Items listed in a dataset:
————

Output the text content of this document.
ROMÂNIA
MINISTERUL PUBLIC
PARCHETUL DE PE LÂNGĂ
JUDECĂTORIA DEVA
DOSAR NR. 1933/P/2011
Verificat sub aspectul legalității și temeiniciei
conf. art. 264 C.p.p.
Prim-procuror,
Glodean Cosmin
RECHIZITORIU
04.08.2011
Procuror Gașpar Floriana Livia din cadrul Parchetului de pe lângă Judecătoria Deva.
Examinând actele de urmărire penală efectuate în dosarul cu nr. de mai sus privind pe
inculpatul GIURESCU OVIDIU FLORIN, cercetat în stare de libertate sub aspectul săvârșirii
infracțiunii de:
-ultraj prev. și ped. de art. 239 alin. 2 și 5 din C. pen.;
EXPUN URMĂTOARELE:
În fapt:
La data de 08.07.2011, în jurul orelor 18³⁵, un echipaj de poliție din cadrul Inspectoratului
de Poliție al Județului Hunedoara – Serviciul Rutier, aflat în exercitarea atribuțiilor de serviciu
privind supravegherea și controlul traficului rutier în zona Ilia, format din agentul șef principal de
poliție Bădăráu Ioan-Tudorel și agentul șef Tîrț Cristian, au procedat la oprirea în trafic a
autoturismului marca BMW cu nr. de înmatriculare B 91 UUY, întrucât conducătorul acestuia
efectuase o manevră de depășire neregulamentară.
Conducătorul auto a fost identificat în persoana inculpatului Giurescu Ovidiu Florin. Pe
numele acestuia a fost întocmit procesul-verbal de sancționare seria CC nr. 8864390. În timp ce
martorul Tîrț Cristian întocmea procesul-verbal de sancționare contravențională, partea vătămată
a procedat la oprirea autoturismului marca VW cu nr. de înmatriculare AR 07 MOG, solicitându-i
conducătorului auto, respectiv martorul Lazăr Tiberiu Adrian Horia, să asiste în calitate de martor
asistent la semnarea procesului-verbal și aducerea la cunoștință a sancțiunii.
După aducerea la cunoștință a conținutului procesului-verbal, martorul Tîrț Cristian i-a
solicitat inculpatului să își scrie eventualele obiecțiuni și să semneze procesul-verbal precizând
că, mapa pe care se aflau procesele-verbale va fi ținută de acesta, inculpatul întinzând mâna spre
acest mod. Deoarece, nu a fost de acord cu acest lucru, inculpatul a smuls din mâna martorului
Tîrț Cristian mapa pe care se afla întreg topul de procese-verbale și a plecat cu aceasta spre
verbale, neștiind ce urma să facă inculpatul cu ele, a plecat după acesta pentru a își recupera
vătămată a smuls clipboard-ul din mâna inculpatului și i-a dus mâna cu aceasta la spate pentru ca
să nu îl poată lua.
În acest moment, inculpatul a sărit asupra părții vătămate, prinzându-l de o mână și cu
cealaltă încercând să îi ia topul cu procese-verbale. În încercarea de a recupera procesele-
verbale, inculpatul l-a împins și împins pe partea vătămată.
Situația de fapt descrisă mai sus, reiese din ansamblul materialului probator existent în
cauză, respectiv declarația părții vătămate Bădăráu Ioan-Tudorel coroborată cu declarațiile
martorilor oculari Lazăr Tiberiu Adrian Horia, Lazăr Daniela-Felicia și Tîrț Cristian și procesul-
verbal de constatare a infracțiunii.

————

### Instructions to follow:
Copy all of the data. Keep every word exactly as it is.

### Task result:
Output the text content of this document.
ROMÂNIA
MINISTERUL PUBLIC
PARCHETUL DE PE LÂNGĂ
JUDECĂTORIA DEVA
DOSAR NR. 1933/P/2011
Verificat sub aspectul legalității și temeiniciei
conf. art. 264 C.p.p.
Prim-procuror,
Glodean Cosmin
RECHIZITORIU
04.08.2011
Procuror Gașpar Floriana Livia din cadrul Parchetului de pe lângă Judecătoria Deva.
Examinând actele de urmărire penală efectuate în dosarul cu nr. de mai sus privind pe
inculpatul GIURESCU OVIDIU FLORIN, cercetat în stare de libertate sub aspectul săvârșirii
infracțiunii de:
-ultraj prev. și ped. de art. 239 alin. 2 și 5 din C. pen.;
EXPUN URMĂTOARELE:
În fapt:
La data de 08.07.2011, în jurul orelor 18³⁵, un echipaj de poliție din cadrul Inspectoratului
de Poliție al Județului Hunedoara – Serviciul Rutier, aflat în exercitarea atribuțiilor de serviciu
privind supravegherea și controlul traficului rutier în zona Ilia, format din agentul șef principal de
poliție Bădăráu Ioan-Tudorel și agentul șef Tîrț Cristian, au procedat la oprirea în trafic a
autoturismului marca BMW cu nr. de înmatriculare B 91 UUY, întrucât conducătorul acestuia
efectuase o manevră de depășire neregulamentară.
Conducătorul auto a fost identificat în persoana inculpatului Giurescu Ovidiu Florin. Pe
numele acestuia a fost întocmit procesul-verbal de sancționare seria CC nr. 8864390. În timp ce
martorul Tîrț Cristian întocmea procesul-verbal de sancționare contravențională, partea vătămată
a procedat la oprirea autoturismului marca VW cu nr. de înmatriculare AR 07 MOG, solicitându-i
conducătorului auto, respectiv martorul Lazăr Tiberiu Adrian Horia, să asiste în calitate de martor
asistent la semnarea procesului-verbal și aducerea la cunoștință a sancțiunii.
După aducerea la cunoștință a conținutului procesului-verbal, martorul Tîrț Cristian i-a
solicitat inculpatului să își scrie eventualele obiecțiuni și să semneze procesul-verbal precizând
că, mapa pe care se aflau procesele-verbale va fi ținută de acesta, inculpatul întinzând mâna spre
acest mod. Deoarece, nu a fost de acord cu acest lucru, inculpatul a smuls din mâna martorului
Tîrț Cristian mapa pe care se afla întreg topul de procese-verbale și a plecat cu aceasta spre
verbale, neștiind ce urma să facă inculpatul cu ele, a plecat după acesta pentru a își recupera
vătămată a smuls clipboard-ul din mâna inculpatului și i-a dus mâna cu aceasta la spate pentru ca
să nu îl poată lua.
În acest moment, inculpatul a sărit asupra părții vătămate, prinzându-l de o mână și cu
cealaltă încercând să îi ia topul cu procese-verbale. În încercarea de a recupera procesele-
verbale, inculpatul l-a împins și împins pe partea vătămată.
Situația de fapt descrisă mai sus, reiese din ansamblul materialului probator existent în
cauză, respectiv declarația părții vătămate Bădăráu Ioan-Tudorel coroborată cu declarațiile
martorilor oculari Lazăr Tiberiu Adrian Horia, Lazăr Daniela-Felicia și Tîrț Cristian și procesul-
verbal de constatare a infracțiunii.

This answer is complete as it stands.